::: PROVIDED DATA :::

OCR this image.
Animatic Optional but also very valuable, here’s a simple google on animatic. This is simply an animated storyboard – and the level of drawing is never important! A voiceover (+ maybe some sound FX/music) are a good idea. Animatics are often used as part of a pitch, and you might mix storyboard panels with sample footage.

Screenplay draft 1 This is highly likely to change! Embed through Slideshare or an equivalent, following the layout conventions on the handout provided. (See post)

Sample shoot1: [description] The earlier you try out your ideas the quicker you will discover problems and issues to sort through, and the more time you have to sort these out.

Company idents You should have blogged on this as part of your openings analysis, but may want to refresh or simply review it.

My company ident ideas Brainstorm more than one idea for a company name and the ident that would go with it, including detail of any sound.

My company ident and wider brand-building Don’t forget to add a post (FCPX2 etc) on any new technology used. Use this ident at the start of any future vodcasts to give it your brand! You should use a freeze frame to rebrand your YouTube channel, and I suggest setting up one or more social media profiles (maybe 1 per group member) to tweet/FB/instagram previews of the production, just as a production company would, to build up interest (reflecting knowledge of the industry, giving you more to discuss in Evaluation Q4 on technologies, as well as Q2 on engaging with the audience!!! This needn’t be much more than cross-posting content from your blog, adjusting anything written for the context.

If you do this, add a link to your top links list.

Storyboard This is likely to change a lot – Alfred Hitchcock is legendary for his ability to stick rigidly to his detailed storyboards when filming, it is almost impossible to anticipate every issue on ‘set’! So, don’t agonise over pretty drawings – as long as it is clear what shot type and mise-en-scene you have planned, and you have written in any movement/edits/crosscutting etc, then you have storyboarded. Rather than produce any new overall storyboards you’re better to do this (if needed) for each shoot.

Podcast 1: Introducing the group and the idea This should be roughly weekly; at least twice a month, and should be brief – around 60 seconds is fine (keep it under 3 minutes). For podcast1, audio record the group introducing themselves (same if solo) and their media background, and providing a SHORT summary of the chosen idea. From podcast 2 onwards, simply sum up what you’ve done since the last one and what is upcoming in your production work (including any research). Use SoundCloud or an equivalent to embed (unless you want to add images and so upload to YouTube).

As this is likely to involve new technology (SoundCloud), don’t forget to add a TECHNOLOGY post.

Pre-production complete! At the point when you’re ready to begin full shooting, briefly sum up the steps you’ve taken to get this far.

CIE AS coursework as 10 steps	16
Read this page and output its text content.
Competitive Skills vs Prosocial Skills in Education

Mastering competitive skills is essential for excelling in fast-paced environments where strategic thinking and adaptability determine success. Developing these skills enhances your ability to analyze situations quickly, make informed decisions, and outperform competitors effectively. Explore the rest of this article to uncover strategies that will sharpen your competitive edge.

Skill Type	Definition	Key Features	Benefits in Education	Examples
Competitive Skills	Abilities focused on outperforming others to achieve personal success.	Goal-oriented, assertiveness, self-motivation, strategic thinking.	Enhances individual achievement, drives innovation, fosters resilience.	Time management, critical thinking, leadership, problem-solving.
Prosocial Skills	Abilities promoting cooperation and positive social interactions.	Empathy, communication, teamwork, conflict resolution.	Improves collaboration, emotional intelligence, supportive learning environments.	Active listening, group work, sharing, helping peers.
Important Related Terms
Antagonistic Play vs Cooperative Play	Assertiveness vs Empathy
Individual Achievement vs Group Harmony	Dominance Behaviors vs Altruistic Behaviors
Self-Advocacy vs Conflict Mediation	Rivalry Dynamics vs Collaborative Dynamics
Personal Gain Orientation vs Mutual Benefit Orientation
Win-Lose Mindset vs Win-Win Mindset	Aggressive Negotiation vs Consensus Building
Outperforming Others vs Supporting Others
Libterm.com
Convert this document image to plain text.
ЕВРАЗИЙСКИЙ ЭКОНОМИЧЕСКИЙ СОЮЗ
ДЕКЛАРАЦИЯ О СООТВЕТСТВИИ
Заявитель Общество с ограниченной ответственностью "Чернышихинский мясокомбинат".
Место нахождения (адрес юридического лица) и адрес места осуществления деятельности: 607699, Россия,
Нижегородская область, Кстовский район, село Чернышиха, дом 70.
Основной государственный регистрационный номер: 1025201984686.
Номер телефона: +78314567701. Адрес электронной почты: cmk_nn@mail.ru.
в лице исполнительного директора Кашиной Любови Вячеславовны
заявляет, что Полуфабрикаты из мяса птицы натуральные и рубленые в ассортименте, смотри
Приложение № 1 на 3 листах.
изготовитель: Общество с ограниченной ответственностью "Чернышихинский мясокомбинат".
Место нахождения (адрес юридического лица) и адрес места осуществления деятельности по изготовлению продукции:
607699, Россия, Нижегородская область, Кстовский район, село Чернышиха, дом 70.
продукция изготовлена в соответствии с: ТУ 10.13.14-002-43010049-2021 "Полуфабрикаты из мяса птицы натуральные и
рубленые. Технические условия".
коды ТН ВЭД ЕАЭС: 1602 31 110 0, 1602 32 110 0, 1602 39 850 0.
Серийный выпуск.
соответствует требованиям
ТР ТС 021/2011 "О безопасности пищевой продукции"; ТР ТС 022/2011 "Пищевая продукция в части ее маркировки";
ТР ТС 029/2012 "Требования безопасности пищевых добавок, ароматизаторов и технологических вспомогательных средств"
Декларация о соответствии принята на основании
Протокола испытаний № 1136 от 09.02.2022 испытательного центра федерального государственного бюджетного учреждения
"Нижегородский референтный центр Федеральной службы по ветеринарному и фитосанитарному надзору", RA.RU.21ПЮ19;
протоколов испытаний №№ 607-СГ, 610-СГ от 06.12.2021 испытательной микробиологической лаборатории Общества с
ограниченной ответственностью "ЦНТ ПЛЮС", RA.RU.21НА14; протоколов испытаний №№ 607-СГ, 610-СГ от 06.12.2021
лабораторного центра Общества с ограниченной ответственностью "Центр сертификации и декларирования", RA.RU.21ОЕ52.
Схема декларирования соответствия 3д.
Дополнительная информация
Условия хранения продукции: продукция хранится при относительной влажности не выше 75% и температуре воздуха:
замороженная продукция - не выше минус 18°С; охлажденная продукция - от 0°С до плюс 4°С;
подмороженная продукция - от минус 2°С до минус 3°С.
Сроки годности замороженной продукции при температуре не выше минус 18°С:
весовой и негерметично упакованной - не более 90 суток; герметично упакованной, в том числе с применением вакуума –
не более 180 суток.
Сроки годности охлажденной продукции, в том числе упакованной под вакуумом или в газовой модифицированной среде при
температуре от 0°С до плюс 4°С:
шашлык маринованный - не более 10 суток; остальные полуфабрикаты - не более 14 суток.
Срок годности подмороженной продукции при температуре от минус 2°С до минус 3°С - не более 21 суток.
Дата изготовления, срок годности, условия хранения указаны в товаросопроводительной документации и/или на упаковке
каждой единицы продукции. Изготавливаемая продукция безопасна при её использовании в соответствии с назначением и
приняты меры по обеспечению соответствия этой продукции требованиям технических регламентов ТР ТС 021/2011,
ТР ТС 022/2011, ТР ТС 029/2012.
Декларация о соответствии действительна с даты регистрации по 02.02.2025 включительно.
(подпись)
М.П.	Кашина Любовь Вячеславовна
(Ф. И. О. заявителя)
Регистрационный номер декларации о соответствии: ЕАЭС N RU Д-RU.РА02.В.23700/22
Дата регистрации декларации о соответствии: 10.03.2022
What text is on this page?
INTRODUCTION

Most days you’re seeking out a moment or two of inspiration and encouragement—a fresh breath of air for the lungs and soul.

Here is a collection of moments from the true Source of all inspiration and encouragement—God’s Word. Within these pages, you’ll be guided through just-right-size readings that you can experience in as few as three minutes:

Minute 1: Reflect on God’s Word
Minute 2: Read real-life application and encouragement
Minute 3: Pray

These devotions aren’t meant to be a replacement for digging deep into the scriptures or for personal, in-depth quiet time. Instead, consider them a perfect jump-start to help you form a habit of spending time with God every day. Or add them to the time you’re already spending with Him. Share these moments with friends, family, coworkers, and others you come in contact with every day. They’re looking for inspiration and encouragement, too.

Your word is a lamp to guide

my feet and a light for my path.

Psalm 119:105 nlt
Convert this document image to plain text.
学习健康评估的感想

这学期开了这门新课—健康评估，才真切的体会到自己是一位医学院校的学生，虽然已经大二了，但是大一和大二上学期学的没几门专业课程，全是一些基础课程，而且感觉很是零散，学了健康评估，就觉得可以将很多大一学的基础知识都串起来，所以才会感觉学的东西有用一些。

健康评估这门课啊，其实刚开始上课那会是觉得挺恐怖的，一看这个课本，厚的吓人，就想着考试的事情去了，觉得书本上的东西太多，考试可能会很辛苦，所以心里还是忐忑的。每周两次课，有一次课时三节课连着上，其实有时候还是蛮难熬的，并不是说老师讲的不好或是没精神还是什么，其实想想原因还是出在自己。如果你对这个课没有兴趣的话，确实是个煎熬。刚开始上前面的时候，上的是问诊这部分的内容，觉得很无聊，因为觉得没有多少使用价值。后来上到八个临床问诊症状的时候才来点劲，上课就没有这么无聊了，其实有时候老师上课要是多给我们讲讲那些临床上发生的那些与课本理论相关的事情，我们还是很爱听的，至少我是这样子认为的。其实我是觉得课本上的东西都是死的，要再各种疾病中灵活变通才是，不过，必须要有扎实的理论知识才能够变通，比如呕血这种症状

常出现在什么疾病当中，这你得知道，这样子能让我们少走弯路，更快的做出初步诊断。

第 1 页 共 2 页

:::

JOB => Give the number of lines in the records above that contain the word "Нижегородская". Reply with that number alone.

SOLUTION TO THIS PROBLEM => 2